━━━ Entries shown

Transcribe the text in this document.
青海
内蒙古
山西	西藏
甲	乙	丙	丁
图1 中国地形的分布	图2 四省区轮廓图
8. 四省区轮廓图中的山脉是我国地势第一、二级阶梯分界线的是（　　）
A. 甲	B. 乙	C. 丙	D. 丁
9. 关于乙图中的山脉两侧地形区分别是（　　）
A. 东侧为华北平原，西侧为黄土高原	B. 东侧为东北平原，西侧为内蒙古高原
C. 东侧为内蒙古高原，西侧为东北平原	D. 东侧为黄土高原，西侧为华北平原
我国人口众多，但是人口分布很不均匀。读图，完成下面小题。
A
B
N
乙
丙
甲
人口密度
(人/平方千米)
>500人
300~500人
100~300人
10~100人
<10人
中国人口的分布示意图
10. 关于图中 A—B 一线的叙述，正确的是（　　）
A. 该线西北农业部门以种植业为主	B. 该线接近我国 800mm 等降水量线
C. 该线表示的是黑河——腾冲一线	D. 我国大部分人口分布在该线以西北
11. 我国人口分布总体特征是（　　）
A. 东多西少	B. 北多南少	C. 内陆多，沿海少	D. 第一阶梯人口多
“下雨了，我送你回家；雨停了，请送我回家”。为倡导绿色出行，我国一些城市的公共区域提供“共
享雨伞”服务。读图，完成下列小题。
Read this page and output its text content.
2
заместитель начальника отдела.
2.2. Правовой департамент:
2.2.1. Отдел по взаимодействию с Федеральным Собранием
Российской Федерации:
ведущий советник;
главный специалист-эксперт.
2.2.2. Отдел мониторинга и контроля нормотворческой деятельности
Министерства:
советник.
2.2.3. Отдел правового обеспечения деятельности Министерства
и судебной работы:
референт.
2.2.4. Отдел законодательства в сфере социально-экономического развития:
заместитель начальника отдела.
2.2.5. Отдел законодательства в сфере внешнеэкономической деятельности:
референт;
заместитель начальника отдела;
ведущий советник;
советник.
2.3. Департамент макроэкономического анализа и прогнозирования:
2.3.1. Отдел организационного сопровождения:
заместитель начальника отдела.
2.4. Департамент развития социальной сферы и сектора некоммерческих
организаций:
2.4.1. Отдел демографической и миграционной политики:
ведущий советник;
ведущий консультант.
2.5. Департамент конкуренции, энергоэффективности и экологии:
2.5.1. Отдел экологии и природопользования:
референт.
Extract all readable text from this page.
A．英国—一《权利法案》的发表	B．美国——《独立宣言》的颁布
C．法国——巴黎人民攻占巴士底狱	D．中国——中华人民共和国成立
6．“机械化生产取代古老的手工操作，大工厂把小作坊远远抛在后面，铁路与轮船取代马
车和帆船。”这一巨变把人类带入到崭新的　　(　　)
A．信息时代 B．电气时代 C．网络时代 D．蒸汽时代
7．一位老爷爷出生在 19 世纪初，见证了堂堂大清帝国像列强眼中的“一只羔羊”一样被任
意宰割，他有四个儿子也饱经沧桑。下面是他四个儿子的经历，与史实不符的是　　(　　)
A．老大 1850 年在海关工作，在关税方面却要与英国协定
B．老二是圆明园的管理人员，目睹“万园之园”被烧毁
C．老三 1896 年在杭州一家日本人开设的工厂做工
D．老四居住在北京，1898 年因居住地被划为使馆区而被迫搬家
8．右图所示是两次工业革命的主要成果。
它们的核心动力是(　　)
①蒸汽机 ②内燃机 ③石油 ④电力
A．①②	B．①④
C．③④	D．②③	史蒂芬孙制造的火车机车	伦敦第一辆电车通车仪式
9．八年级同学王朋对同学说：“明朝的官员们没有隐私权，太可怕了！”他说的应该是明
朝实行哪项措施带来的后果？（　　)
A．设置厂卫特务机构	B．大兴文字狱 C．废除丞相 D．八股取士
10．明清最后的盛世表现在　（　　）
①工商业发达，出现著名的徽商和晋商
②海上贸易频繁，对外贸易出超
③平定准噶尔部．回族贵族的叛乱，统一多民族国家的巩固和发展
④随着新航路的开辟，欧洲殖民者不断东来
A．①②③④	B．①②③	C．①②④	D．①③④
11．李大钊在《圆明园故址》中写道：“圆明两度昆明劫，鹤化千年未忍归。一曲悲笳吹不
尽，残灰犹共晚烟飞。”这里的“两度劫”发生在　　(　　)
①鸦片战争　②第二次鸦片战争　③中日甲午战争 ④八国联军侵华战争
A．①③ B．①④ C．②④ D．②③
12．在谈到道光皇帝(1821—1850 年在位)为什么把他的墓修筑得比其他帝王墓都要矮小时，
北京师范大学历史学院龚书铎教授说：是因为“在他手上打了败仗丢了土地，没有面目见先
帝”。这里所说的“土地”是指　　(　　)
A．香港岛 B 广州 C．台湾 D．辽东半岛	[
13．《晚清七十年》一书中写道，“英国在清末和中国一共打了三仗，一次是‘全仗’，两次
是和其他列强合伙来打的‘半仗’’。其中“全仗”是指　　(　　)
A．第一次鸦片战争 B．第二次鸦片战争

━━━━━━

Instructions for the task: Return every entry exactly as given.

Written answer:
Transcribe the text in this document.
青海
内蒙古
山西	西藏
甲	乙	丙	丁
图1 中国地形的分布	图2 四省区轮廓图
8. 四省区轮廓图中的山脉是我国地势第一、二级阶梯分界线的是（　　）
A. 甲	B. 乙	C. 丙	D. 丁
9. 关于乙图中的山脉两侧地形区分别是（　　）
A. 东侧为华北平原，西侧为黄土高原	B. 东侧为东北平原，西侧为内蒙古高原
C. 东侧为内蒙古高原，西侧为东北平原	D. 东侧为黄土高原，西侧为华北平原
我国人口众多，但是人口分布很不均匀。读图，完成下面小题。
A
B
N
乙
丙
甲
人口密度
(人/平方千米)
>500人
300~500人
100~300人
10~100人
<10人
中国人口的分布示意图
10. 关于图中 A—B 一线的叙述，正确的是（　　）
A. 该线西北农业部门以种植业为主	B. 该线接近我国 800mm 等降水量线
C. 该线表示的是黑河——腾冲一线	D. 我国大部分人口分布在该线以西北
11. 我国人口分布总体特征是（　　）
A. 东多西少	B. 北多南少	C. 内陆多，沿海少	D. 第一阶梯人口多
“下雨了，我送你回家；雨停了，请送我回家”。为倡导绿色出行，我国一些城市的公共区域提供“共
享雨伞”服务。读图，完成下列小题。
Read this page and output its text content.
2
заместитель начальника отдела.
2.2. Правовой департамент:
2.2.1. Отдел по взаимодействию с Федеральным Собранием
Российской Федерации:
ведущий советник;
главный специалист-эксперт.
2.2.2. Отдел мониторинга и контроля нормотворческой деятельности
Министерства:
советник.
2.2.3. Отдел правового обеспечения деятельности Министерства
и судебной работы:
референт.
2.2.4. Отдел законодательства в сфере социально-экономического развития:
заместитель начальника отдела.
2.2.5. Отдел законодательства в сфере внешнеэкономической деятельности:
референт;
заместитель начальника отдела;
ведущий советник;
советник.
2.3. Департамент макроэкономического анализа и прогнозирования:
2.3.1. Отдел организационного сопровождения:
заместитель начальника отдела.
2.4. Департамент развития социальной сферы и сектора некоммерческих
организаций:
2.4.1. Отдел демографической и миграционной политики:
ведущий советник;
ведущий консультант.
2.5. Департамент конкуренции, энергоэффективности и экологии:
2.5.1. Отдел экологии и природопользования:
референт.
Extract all readable text from this page.
A．英国—一《权利法案》的发表	B．美国——《独立宣言》的颁布
C．法国——巴黎人民攻占巴士底狱	D．中国——中华人民共和国成立
6．“机械化生产取代古老的手工操作，大工厂把小作坊远远抛在后面，铁路与轮船取代马
车和帆船。”这一巨变把人类带入到崭新的　　(　　)
A．信息时代 B．电气时代 C．网络时代 D．蒸汽时代
7．一位老爷爷出生在 19 世纪初，见证了堂堂大清帝国像列强眼中的“一只羔羊”一样被任
意宰割，他有四个儿子也饱经沧桑。下面是他四个儿子的经历，与史实不符的是　　(　　)
A．老大 1850 年在海关工作，在关税方面却要与英国协定
B．老二是圆明园的管理人员，目睹“万园之园”被烧毁
C．老三 1896 年在杭州一家日本人开设的工厂做工
D．老四居住在北京，1898 年因居住地被划为使馆区而被迫搬家
8．右图所示是两次工业革命的主要成果。
它们的核心动力是(　　)
①蒸汽机 ②内燃机 ③石油 ④电力
A．①②	B．①④
C．③④	D．②③	史蒂芬孙制造的火车机车	伦敦第一辆电车通车仪式
9．八年级同学王朋对同学说：“明朝的官员们没有隐私权，太可怕了！”他说的应该是明
朝实行哪项措施带来的后果？（　　)
A．设置厂卫特务机构	B．大兴文字狱 C．废除丞相 D．八股取士
10．明清最后的盛世表现在　（　　）
①工商业发达，出现著名的徽商和晋商
②海上贸易频繁，对外贸易出超
③平定准噶尔部．回族贵族的叛乱，统一多民族国家的巩固和发展
④随着新航路的开辟，欧洲殖民者不断东来
A．①②③④	B．①②③	C．①②④	D．①③④
11．李大钊在《圆明园故址》中写道：“圆明两度昆明劫，鹤化千年未忍归。一曲悲笳吹不
尽，残灰犹共晚烟飞。”这里的“两度劫”发生在　　(　　)
①鸦片战争　②第二次鸦片战争　③中日甲午战争 ④八国联军侵华战争
A．①③ B．①④ C．②④ D．②③
12．在谈到道光皇帝(1821—1850 年在位)为什么把他的墓修筑得比其他帝王墓都要矮小时，
北京师范大学历史学院龚书铎教授说：是因为“在他手上打了败仗丢了土地，没有面目见先
帝”。这里所说的“土地”是指　　(　　)
A．香港岛 B 广州 C．台湾 D．辽东半岛	[
13．《晚清七十年》一书中写道，“英国在清末和中国一共打了三仗，一次是‘全仗’，两次
是和其他列强合伙来打的‘半仗’’。其中“全仗”是指　　(　　)
A．第一次鸦片战争 B．第二次鸦片战争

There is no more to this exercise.